(Data entries)
◇ ◇ ◇ ◇

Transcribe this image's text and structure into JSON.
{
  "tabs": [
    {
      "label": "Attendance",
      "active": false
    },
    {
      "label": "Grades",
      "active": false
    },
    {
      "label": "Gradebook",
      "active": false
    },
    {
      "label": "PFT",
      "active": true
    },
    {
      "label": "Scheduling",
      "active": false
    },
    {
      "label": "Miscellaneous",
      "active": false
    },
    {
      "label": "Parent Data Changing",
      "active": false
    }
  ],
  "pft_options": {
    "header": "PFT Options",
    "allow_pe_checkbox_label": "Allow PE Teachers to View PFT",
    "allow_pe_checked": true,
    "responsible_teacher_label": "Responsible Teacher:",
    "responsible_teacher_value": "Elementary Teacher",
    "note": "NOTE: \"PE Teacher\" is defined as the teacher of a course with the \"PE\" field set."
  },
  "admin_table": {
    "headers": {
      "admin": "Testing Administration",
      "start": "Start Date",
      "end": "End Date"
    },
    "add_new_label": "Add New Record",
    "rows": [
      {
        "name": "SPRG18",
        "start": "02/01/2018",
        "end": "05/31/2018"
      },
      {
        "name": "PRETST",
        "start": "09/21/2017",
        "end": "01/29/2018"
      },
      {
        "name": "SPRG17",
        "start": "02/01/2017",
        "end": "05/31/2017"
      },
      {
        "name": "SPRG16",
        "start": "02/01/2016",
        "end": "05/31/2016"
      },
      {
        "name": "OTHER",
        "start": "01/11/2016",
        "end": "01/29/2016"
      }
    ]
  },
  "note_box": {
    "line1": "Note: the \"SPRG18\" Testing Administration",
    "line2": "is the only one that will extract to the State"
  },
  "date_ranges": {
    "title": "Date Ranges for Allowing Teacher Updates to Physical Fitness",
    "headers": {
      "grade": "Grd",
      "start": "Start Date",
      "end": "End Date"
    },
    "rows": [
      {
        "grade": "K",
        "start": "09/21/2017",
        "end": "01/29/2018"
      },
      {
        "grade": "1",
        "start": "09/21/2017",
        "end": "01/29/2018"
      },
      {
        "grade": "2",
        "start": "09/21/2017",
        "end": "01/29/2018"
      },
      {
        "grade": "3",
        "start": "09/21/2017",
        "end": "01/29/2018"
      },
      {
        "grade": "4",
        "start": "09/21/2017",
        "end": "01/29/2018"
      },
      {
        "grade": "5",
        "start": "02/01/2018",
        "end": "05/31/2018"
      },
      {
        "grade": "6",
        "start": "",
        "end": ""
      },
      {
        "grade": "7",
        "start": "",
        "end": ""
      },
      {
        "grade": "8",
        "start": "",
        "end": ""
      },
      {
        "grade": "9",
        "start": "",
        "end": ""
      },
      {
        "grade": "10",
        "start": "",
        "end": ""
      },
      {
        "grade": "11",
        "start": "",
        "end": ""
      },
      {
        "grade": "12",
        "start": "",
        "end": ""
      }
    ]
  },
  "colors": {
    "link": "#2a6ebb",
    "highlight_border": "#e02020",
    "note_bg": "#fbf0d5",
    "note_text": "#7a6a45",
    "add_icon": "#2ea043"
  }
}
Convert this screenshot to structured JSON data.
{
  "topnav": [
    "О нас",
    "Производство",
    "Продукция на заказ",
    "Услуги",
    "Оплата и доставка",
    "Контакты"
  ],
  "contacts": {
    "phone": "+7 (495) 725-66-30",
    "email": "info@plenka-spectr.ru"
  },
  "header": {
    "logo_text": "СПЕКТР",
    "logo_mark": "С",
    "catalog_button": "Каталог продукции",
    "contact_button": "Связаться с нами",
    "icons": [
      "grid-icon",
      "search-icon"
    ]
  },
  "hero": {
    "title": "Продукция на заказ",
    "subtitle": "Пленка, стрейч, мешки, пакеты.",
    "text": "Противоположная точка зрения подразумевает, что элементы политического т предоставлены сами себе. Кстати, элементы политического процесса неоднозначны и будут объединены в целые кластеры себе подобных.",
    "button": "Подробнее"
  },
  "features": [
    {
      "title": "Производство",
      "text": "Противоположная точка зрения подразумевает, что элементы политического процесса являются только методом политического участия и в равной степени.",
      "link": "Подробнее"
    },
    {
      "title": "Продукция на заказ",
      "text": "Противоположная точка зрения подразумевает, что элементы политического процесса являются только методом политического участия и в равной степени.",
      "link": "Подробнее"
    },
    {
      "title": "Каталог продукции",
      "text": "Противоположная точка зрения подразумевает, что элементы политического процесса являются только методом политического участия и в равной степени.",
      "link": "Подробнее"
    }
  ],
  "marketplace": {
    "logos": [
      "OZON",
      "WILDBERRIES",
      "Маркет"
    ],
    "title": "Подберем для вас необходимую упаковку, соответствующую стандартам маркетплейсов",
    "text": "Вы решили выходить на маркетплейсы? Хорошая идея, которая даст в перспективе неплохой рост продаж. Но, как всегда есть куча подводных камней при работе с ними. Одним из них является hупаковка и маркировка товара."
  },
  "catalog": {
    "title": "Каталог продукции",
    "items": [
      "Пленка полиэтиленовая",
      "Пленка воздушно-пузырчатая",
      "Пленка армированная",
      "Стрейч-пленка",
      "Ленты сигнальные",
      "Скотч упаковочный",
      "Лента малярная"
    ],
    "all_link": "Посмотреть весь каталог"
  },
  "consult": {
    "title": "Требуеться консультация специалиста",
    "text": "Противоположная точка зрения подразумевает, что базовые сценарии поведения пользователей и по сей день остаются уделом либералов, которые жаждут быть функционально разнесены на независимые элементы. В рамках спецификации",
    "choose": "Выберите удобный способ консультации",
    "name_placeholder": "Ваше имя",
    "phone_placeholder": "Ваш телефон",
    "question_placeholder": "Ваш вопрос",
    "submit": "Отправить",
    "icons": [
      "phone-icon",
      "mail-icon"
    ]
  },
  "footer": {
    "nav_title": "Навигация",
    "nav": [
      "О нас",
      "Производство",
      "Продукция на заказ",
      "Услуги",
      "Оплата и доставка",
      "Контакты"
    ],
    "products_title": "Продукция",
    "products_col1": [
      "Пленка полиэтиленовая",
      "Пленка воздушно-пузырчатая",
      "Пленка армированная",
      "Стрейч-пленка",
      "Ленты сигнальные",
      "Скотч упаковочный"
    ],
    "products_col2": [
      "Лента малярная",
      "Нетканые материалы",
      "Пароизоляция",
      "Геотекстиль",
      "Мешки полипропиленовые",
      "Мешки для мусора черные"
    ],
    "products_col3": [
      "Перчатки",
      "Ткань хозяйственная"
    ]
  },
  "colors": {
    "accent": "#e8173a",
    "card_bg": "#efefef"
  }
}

◇ ◇ ◇ ◇

__Problem requirements__.
Show each line in the entries that holds the string "Оплата".

__Task result__.
    "Оплата и доставка",
      "Оплата и доставка",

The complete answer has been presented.